▶ [STATED GOAL] In how many lines of the data does the word "grievance" appear? Give the number by itself.
───── GIVEN RECORDS ─────
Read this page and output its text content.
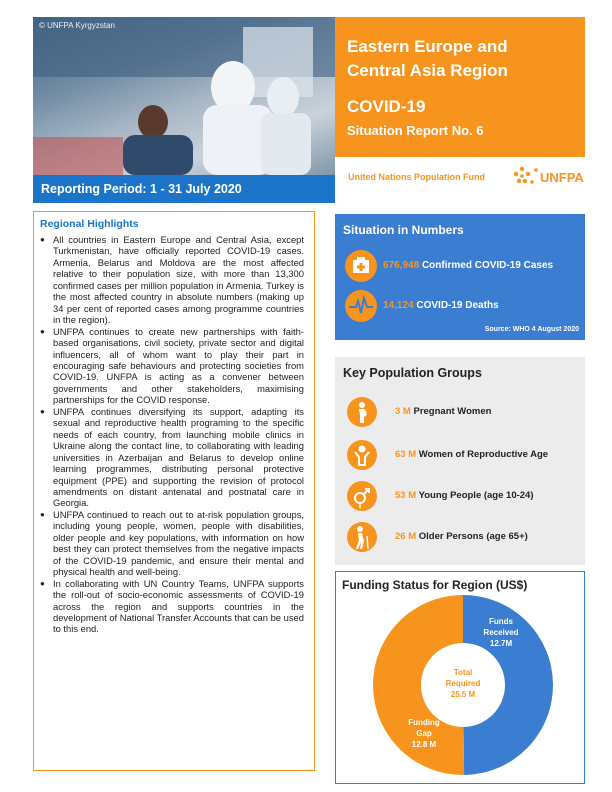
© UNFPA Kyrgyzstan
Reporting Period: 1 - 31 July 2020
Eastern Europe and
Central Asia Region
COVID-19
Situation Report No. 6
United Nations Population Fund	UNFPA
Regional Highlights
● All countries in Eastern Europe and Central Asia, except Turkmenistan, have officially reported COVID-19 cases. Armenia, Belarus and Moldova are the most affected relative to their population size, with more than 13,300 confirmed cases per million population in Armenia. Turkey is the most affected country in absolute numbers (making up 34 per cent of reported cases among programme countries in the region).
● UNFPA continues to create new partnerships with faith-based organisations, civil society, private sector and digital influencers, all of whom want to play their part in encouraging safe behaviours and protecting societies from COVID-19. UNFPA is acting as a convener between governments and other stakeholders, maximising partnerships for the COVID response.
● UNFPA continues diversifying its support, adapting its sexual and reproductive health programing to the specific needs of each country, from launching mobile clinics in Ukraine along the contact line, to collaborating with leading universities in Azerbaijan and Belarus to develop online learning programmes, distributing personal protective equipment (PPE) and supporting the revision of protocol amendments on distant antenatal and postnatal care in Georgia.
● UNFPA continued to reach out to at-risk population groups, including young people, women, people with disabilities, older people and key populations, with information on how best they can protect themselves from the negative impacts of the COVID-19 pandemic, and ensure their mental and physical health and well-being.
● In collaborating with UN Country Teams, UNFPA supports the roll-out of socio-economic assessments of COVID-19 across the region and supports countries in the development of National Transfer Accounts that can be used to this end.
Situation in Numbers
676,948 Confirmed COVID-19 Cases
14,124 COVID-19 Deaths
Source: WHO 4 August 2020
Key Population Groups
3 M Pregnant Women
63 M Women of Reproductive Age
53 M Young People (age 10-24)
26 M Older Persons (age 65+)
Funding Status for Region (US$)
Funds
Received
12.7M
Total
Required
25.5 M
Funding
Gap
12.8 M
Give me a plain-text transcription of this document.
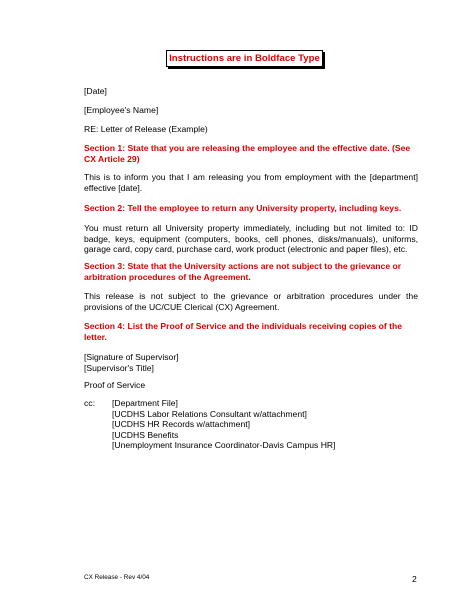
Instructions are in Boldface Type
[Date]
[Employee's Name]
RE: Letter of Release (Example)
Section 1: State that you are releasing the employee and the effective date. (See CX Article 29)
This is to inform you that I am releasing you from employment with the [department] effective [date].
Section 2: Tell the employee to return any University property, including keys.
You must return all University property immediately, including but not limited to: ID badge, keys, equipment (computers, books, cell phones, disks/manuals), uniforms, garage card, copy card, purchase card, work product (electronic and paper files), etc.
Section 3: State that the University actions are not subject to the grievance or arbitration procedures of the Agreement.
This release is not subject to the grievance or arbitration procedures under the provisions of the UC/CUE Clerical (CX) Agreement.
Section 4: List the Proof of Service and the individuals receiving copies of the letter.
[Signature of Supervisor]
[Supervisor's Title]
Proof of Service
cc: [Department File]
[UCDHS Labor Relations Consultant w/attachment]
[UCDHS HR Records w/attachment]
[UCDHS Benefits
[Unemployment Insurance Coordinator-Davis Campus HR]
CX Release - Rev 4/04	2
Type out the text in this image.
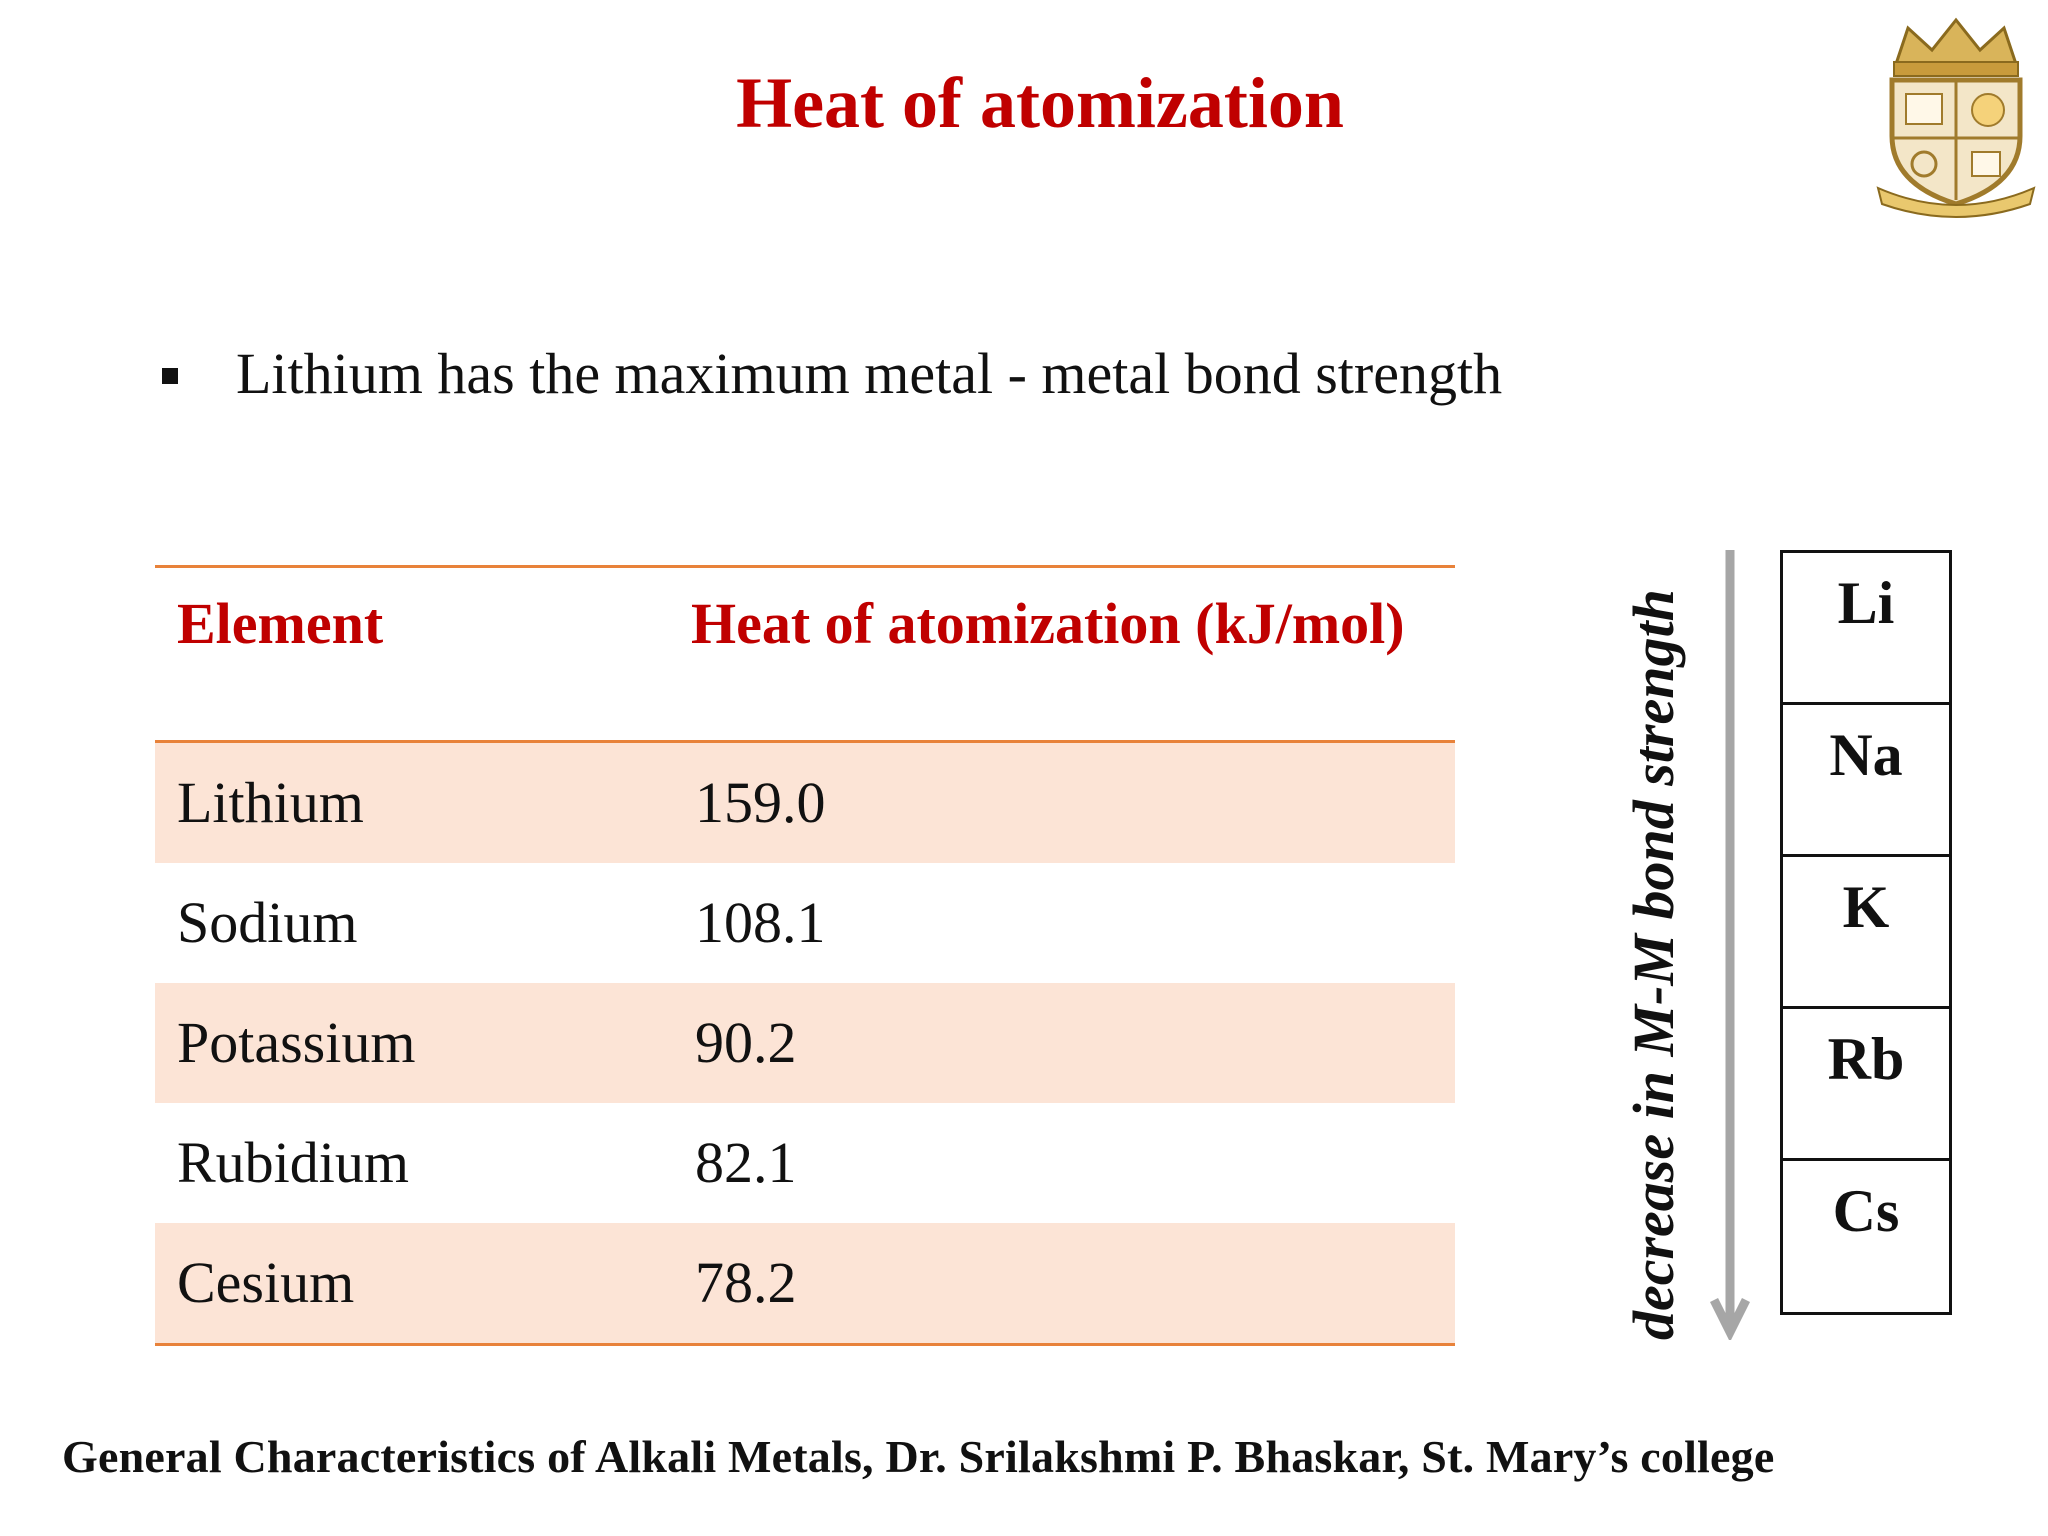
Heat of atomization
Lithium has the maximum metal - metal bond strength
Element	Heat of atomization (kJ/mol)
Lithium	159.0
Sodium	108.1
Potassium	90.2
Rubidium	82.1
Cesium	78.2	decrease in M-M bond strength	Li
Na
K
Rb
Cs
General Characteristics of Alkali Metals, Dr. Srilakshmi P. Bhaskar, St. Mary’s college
─────
▶ [TASK SOLUTION] 2